(Saved data entries)
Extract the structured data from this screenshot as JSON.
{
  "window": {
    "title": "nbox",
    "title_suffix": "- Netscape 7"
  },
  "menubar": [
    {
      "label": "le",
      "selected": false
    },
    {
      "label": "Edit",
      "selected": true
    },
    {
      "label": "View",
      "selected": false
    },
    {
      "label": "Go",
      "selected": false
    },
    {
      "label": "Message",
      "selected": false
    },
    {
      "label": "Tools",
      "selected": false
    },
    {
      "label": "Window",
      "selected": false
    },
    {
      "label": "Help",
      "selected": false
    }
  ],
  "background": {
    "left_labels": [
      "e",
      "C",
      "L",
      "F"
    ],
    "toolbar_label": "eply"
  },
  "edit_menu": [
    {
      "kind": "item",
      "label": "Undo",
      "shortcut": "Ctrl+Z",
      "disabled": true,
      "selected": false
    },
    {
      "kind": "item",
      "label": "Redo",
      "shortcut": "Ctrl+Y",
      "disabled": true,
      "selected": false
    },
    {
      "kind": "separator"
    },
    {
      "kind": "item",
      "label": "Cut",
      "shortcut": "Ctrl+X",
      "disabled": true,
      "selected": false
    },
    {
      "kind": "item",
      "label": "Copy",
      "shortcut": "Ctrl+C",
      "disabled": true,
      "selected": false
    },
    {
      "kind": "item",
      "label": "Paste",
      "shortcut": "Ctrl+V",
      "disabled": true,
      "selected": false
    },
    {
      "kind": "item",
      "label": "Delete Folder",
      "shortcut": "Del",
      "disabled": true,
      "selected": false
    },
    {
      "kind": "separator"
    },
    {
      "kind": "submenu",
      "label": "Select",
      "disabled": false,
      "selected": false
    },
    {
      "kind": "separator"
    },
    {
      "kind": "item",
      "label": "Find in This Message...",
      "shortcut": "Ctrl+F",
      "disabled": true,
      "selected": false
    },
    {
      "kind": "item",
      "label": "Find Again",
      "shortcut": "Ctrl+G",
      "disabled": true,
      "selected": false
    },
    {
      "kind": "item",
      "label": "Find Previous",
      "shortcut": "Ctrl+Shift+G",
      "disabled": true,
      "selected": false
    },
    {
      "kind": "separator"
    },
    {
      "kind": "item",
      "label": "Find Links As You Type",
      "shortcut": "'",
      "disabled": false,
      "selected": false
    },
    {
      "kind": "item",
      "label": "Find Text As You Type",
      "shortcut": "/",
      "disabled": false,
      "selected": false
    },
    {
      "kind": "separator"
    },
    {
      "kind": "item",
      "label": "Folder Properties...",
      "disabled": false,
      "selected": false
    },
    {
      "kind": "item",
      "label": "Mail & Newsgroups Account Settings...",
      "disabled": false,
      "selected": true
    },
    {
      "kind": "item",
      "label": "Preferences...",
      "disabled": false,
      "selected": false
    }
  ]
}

Task statement:
Repeat the material above exactly.

Exercise response:
Extract the structured data from this screenshot as JSON.
{
  "window": {
    "title": "nbox",
    "title_suffix": "- Netscape 7"
  },
  "menubar": [
    {
      "label": "le",
      "selected": false
    },
    {
      "label": "Edit",
      "selected": true
    },
    {
      "label": "View",
      "selected": false
    },
    {
      "label": "Go",
      "selected": false
    },
    {
      "label": "Message",
      "selected": false
    },
    {
      "label": "Tools",
      "selected": false
    },
    {
      "label": "Window",
      "selected": false
    },
    {
      "label": "Help",
      "selected": false
    }
  ],
  "background": {
    "left_labels": [
      "e",
      "C",
      "L",
      "F"
    ],
    "toolbar_label": "eply"
  },
  "edit_menu": [
    {
      "kind": "item",
      "label": "Undo",
      "shortcut": "Ctrl+Z",
      "disabled": true,
      "selected": false
    },
    {
      "kind": "item",
      "label": "Redo",
      "shortcut": "Ctrl+Y",
      "disabled": true,
      "selected": false
    },
    {
      "kind": "separator"
    },
    {
      "kind": "item",
      "label": "Cut",
      "shortcut": "Ctrl+X",
      "disabled": true,
      "selected": false
    },
    {
      "kind": "item",
      "label": "Copy",
      "shortcut": "Ctrl+C",
      "disabled": true,
      "selected": false
    },
    {
      "kind": "item",
      "label": "Paste",
      "shortcut": "Ctrl+V",
      "disabled": true,
      "selected": false
    },
    {
      "kind": "item",
      "label": "Delete Folder",
      "shortcut": "Del",
      "disabled": true,
      "selected": false
    },
    {
      "kind": "separator"
    },
    {
      "kind": "submenu",
      "label": "Select",
      "disabled": false,
      "selected": false
    },
    {
      "kind": "separator"
    },
    {
      "kind": "item",
      "label": "Find in This Message...",
      "shortcut": "Ctrl+F",
      "disabled": true,
      "selected": false
    },
    {
      "kind": "item",
      "label": "Find Again",
      "shortcut": "Ctrl+G",
      "disabled": true,
      "selected": false
    },
    {
      "kind": "item",
      "label": "Find Previous",
      "shortcut": "Ctrl+Shift+G",
      "disabled": true,
      "selected": false
    },
    {
      "kind": "separator"
    },
    {
      "kind": "item",
      "label": "Find Links As You Type",
      "shortcut": "'",
      "disabled": false,
      "selected": false
    },
    {
      "kind": "item",
      "label": "Find Text As You Type",
      "shortcut": "/",
      "disabled": false,
      "selected": false
    },
    {
      "kind": "separator"
    },
    {
      "kind": "item",
      "label": "Folder Properties...",
      "disabled": false,
      "selected": false
    },
    {
      "kind": "item",
      "label": "Mail & Newsgroups Account Settings...",
      "disabled": false,
      "selected": true
    },
    {
      "kind": "item",
      "label": "Preferences...",
      "disabled": false,
      "selected": false
    }
  ]
}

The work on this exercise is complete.